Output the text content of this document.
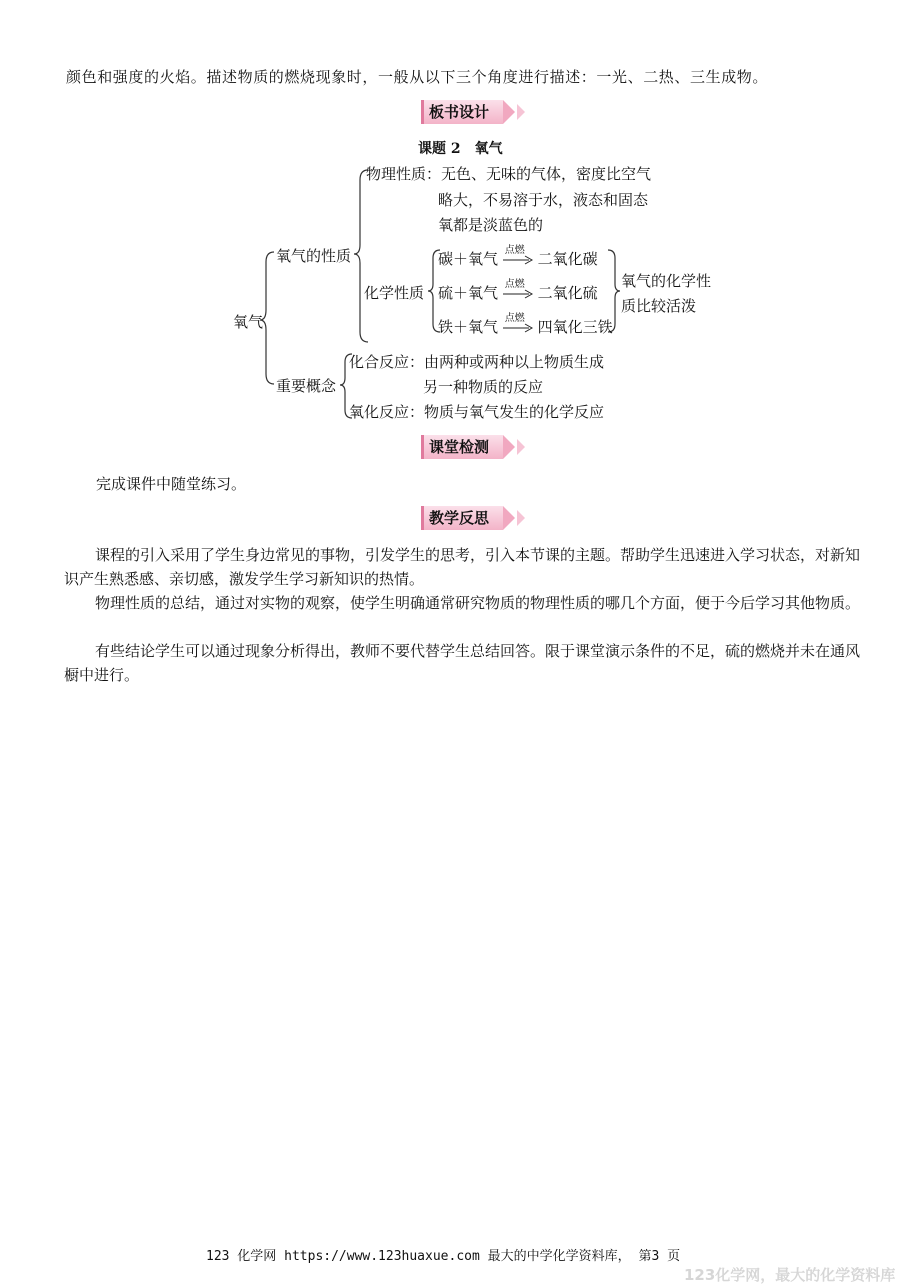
颜色和强度的火焰。描述物质的燃烧现象时，一般从以下三个角度进行描述：一光、二热、三生成物。
板书设计
课题 2　氧气
氧气
氧气的性质
重要概念
物理性质：无色、无味的气体，密度比空气
略大，不易溶于水，液态和固态
氧都是淡蓝色的
化学性质
碳＋氧气 点燃 二氧化碳
硫＋氧气 点燃 二氧化硫
铁＋氧气 点燃 四氧化三铁
氧气的化学性
质比较活泼
化合反应：由两种或两种以上物质生成
另一种物质的反应
氧化反应：物质与氧气发生的化学反应
课堂检测
完成课件中随堂练习。
教学反思
课程的引入采用了学生身边常见的事物，引发学生的思考，引入本节课的主题。帮助学生迅速进入学习状态，对新知识产生熟悉感、亲切感，激发学生学习新知识的热情。
物理性质的总结，通过对实物的观察，使学生明确通常研究物质的物理性质的哪几个方面，便于今后学习其他物质。
有些结论学生可以通过现象分析得出，教师不要代替学生总结回答。限于课堂演示条件的不足，硫的燃烧并未在通风橱中进行。
123 化学网 https://www.123huaxue.com 最大的中学化学资料库， 第3 页
123化学网，最大的化学资料库
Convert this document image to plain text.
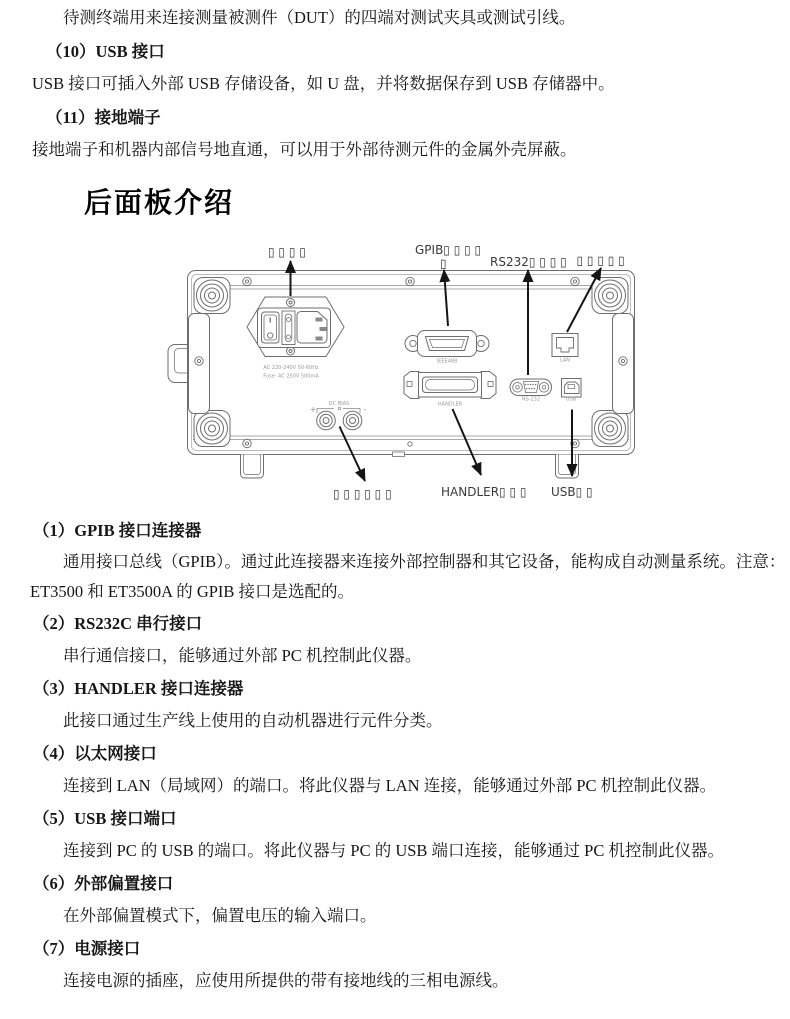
待测终端用来连接测量被测件（DUT）的四端对测试夹具或测试引线。

（10）USB 接口

USB 接口可插入外部 USB 存储设备，如 U 盘，并将数据保存到 USB 存储器中。

（11）接地端子

接地端子和机器内部信号地直通，可以用于外部待测元件的金属外壳屏蔽。

后面板介绍
AC 220-240V 50-60Hz
Fuse: AC 250V 500mA
DC BIAS
+	-
IEEE488
HANDLER
RS-232
LAN
USB
▯ ▯ ▯ ▯	GPIB▯ ▯ ▯ ▯
▯	RS232▯ ▯ ▯ ▯ ▯ ▯ ▯ ▯ ▯
▯ ▯ ▯ ▯ ▯ ▯	HANDLER▯ ▯ ▯ USB▯ ▯

（1）GPIB 接口连接器

通用接口总线（GPIB）。通过此连接器来连接外部控制器和其它设备，能构成自动测量系统。注意：ET3500 和 ET3500A 的 GPIB 接口是选配的。

（2）RS232C 串行接口

串行通信接口，能够通过外部 PC 机控制此仪器。

（3）HANDLER 接口连接器

此接口通过生产线上使用的自动机器进行元件分类。

（4）以太网接口

连接到 LAN（局域网）的端口。将此仪器与 LAN 连接，能够通过外部 PC 机控制此仪器。

（5）USB 接口端口

连接到 PC 的 USB 的端口。将此仪器与 PC 的 USB 端口连接，能够通过 PC 机控制此仪器。

（6）外部偏置接口

在外部偏置模式下，偏置电压的输入端口。

（7）电源接口

连接电源的插座，应使用所提供的带有接地线的三相电源线。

■ **Exercise**: Only the count is needed: the number of lines in the data that include the word "document".

■ **Complete response**: 2